Work required - Each entry below is to be written out exactly, and the pictures are to be left out.

Data records -
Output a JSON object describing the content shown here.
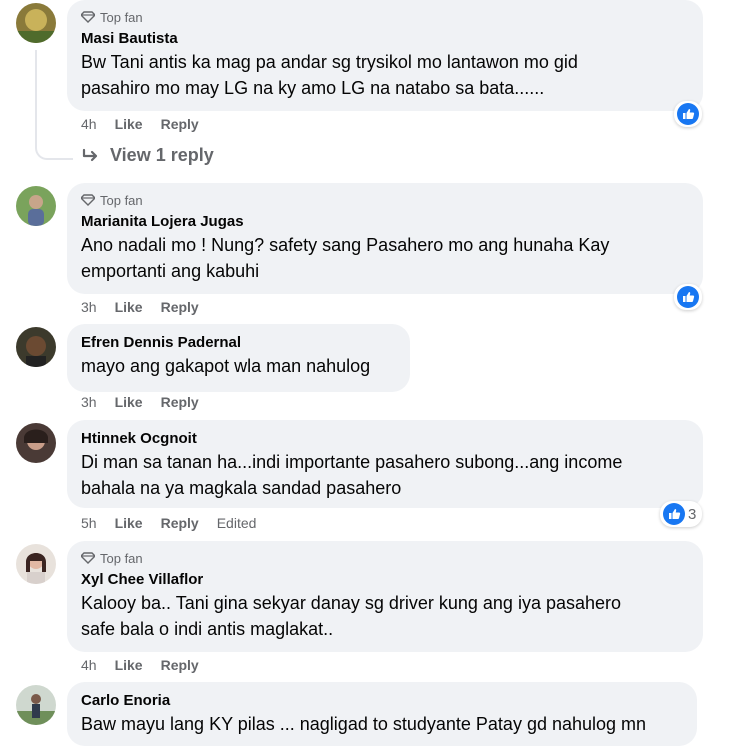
{
  "top_fan_label": "Top fan",
  "actions": {
    "like": "Like",
    "reply": "Reply",
    "edited": "Edited"
  },
  "view_reply": "View 1 reply",
  "comments": [
    {
      "name": "Masi Bautista",
      "top_fan": true,
      "lines": [
        "Bw Tani antis ka mag pa andar sg trysikol mo lantawon mo gid",
        "pasahiro mo may LG na ky amo LG na natabo sa bata......"
      ],
      "time": "4h",
      "reaction": "like",
      "reaction_count": ""
    },
    {
      "name": "Marianita Lojera Jugas",
      "top_fan": true,
      "lines": [
        "Ano nadali mo ! Nung? safety sang Pasahero mo ang hunaha Kay",
        "emportanti ang kabuhi"
      ],
      "time": "3h",
      "reaction": "like",
      "reaction_count": ""
    },
    {
      "name": "Efren Dennis Padernal",
      "top_fan": false,
      "lines": [
        "mayo ang gakapot wla man nahulog"
      ],
      "time": "3h"
    },
    {
      "name": "Htinnek Ocgnoit",
      "top_fan": false,
      "lines": [
        "Di man sa tanan ha...indi importante pasahero subong...ang income",
        "bahala na ya magkala sandad pasahero"
      ],
      "time": "5h",
      "edited": true,
      "reaction": "like",
      "reaction_count": "3"
    },
    {
      "name": "Xyl Chee Villaflor",
      "top_fan": true,
      "lines": [
        "Kalooy ba.. Tani gina sekyar danay sg driver kung ang iya pasahero",
        "safe bala o indi antis maglakat.."
      ],
      "time": "4h"
    },
    {
      "name": "Carlo Enoria",
      "top_fan": false,
      "lines": [
        "Baw mayu lang KY pilas ... nagligad to studyante Patay gd nahulog mn"
      ]
    }
  ],
  "colors": {
    "bubble": "#f0f2f5",
    "like_blue": "#1877f2",
    "muted": "#65676b"
  }
}
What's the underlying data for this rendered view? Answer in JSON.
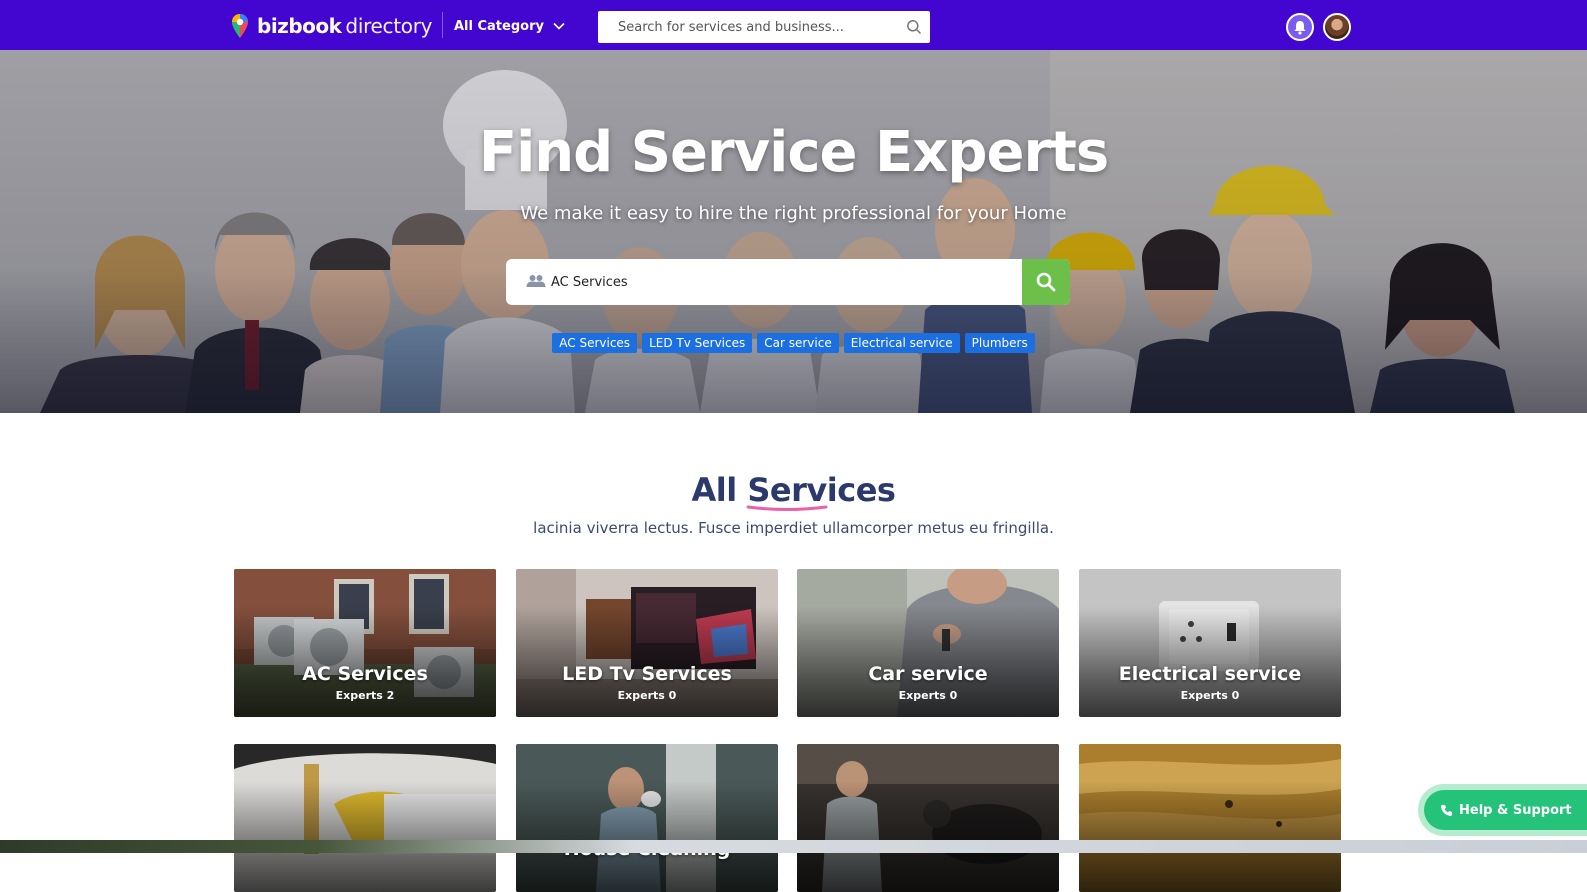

Full solution -
Output a JSON object describing the content shown here.
{
  "top_fan_label": "Top fan",
  "actions": {
    "like": "Like",
    "reply": "Reply",
    "edited": "Edited"
  },
  "view_reply": "View 1 reply",
  "comments": [
    {
      "name": "Masi Bautista",
      "top_fan": true,
      "lines": [
        "Bw Tani antis ka mag pa andar sg trysikol mo lantawon mo gid",
        "pasahiro mo may LG na ky amo LG na natabo sa bata......"
      ],
      "time": "4h",
      "reaction": "like",
      "reaction_count": ""
    },
    {
      "name": "Marianita Lojera Jugas",
      "top_fan": true,
      "lines": [
        "Ano nadali mo ! Nung? safety sang Pasahero mo ang hunaha Kay",
        "emportanti ang kabuhi"
      ],
      "time": "3h",
      "reaction": "like",
      "reaction_count": ""
    },
    {
      "name": "Efren Dennis Padernal",
      "top_fan": false,
      "lines": [
        "mayo ang gakapot wla man nahulog"
      ],
      "time": "3h"
    },
    {
      "name": "Htinnek Ocgnoit",
      "top_fan": false,
      "lines": [
        "Di man sa tanan ha...indi importante pasahero subong...ang income",
        "bahala na ya magkala sandad pasahero"
      ],
      "time": "5h",
      "edited": true,
      "reaction": "like",
      "reaction_count": "3"
    },
    {
      "name": "Xyl Chee Villaflor",
      "top_fan": true,
      "lines": [
        "Kalooy ba.. Tani gina sekyar danay sg driver kung ang iya pasahero",
        "safe bala o indi antis maglakat.."
      ],
      "time": "4h"
    },
    {
      "name": "Carlo Enoria",
      "top_fan": false,
      "lines": [
        "Baw mayu lang KY pilas ... nagligad to studyante Patay gd nahulog mn"
      ]
    }
  ],
  "colors": {
    "bubble": "#f0f2f5",
    "like_blue": "#1877f2",
    "muted": "#65676b"
  }
}
What's the underlying data for this rendered view? Answer in JSON.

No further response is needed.